**REQUIRED WORK**:
Each line should be copied exactly.

**TASK INPUTS**:
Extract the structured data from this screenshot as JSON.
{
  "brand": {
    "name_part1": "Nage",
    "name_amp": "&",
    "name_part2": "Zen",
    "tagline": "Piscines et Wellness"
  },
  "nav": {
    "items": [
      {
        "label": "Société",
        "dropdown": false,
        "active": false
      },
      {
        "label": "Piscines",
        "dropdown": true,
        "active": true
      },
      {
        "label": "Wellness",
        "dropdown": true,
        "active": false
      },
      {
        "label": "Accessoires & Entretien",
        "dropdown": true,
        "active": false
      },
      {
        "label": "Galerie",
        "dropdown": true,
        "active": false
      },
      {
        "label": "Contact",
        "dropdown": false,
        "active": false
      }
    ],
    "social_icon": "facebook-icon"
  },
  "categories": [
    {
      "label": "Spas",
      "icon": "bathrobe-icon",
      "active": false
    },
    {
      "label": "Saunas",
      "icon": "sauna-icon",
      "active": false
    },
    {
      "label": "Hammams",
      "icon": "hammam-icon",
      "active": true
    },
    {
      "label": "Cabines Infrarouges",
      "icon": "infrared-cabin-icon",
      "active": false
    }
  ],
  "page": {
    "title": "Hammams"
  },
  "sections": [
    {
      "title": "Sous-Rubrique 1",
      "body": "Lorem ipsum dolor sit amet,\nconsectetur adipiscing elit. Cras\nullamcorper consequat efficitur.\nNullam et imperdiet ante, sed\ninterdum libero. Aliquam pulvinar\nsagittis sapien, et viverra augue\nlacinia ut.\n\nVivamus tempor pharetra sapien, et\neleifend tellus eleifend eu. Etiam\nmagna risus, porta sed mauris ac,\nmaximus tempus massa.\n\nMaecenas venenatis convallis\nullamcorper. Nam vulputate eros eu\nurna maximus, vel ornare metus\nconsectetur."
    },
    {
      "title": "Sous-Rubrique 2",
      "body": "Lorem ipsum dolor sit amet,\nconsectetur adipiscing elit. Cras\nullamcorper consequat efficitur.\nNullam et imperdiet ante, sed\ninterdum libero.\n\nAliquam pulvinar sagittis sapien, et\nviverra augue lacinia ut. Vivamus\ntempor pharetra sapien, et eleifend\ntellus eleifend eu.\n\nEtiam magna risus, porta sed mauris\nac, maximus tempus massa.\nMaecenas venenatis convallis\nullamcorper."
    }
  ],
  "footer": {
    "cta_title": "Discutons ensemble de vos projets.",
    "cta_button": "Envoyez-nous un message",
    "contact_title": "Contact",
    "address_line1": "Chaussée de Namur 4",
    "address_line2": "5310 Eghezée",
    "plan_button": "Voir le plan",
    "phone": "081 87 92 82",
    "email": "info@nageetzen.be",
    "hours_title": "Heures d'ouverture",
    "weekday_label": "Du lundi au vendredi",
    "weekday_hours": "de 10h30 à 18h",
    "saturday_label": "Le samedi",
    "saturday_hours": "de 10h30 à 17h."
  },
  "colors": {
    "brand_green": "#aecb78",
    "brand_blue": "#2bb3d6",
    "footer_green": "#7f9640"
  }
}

**FINISHED EXERCISE**:
Extract the structured data from this screenshot as JSON.
{
  "brand": {
    "name_part1": "Nage",
    "name_amp": "&",
    "name_part2": "Zen",
    "tagline": "Piscines et Wellness"
  },
  "nav": {
    "items": [
      {
        "label": "Société",
        "dropdown": false,
        "active": false
      },
      {
        "label": "Piscines",
        "dropdown": true,
        "active": true
      },
      {
        "label": "Wellness",
        "dropdown": true,
        "active": false
      },
      {
        "label": "Accessoires & Entretien",
        "dropdown": true,
        "active": false
      },
      {
        "label": "Galerie",
        "dropdown": true,
        "active": false
      },
      {
        "label": "Contact",
        "dropdown": false,
        "active": false
      }
    ],
    "social_icon": "facebook-icon"
  },
  "categories": [
    {
      "label": "Spas",
      "icon": "bathrobe-icon",
      "active": false
    },
    {
      "label": "Saunas",
      "icon": "sauna-icon",
      "active": false
    },
    {
      "label": "Hammams",
      "icon": "hammam-icon",
      "active": true
    },
    {
      "label": "Cabines Infrarouges",
      "icon": "infrared-cabin-icon",
      "active": false
    }
  ],
  "page": {
    "title": "Hammams"
  },
  "sections": [
    {
      "title": "Sous-Rubrique 1",
      "body": "Lorem ipsum dolor sit amet,\nconsectetur adipiscing elit. Cras\nullamcorper consequat efficitur.\nNullam et imperdiet ante, sed\ninterdum libero. Aliquam pulvinar\nsagittis sapien, et viverra augue\nlacinia ut.\n\nVivamus tempor pharetra sapien, et\neleifend tellus eleifend eu. Etiam\nmagna risus, porta sed mauris ac,\nmaximus tempus massa.\n\nMaecenas venenatis convallis\nullamcorper. Nam vulputate eros eu\nurna maximus, vel ornare metus\nconsectetur."
    },
    {
      "title": "Sous-Rubrique 2",
      "body": "Lorem ipsum dolor sit amet,\nconsectetur adipiscing elit. Cras\nullamcorper consequat efficitur.\nNullam et imperdiet ante, sed\ninterdum libero.\n\nAliquam pulvinar sagittis sapien, et\nviverra augue lacinia ut. Vivamus\ntempor pharetra sapien, et eleifend\ntellus eleifend eu.\n\nEtiam magna risus, porta sed mauris\nac, maximus tempus massa.\nMaecenas venenatis convallis\nullamcorper."
    }
  ],
  "footer": {
    "cta_title": "Discutons ensemble de vos projets.",
    "cta_button": "Envoyez-nous un message",
    "contact_title": "Contact",
    "address_line1": "Chaussée de Namur 4",
    "address_line2": "5310 Eghezée",
    "plan_button": "Voir le plan",
    "phone": "081 87 92 82",
    "email": "info@nageetzen.be",
    "hours_title": "Heures d'ouverture",
    "weekday_label": "Du lundi au vendredi",
    "weekday_hours": "de 10h30 à 18h",
    "saturday_label": "Le samedi",
    "saturday_hours": "de 10h30 à 17h."
  },
  "colors": {
    "brand_green": "#aecb78",
    "brand_blue": "#2bb3d6",
    "footer_green": "#7f9640"
  }
}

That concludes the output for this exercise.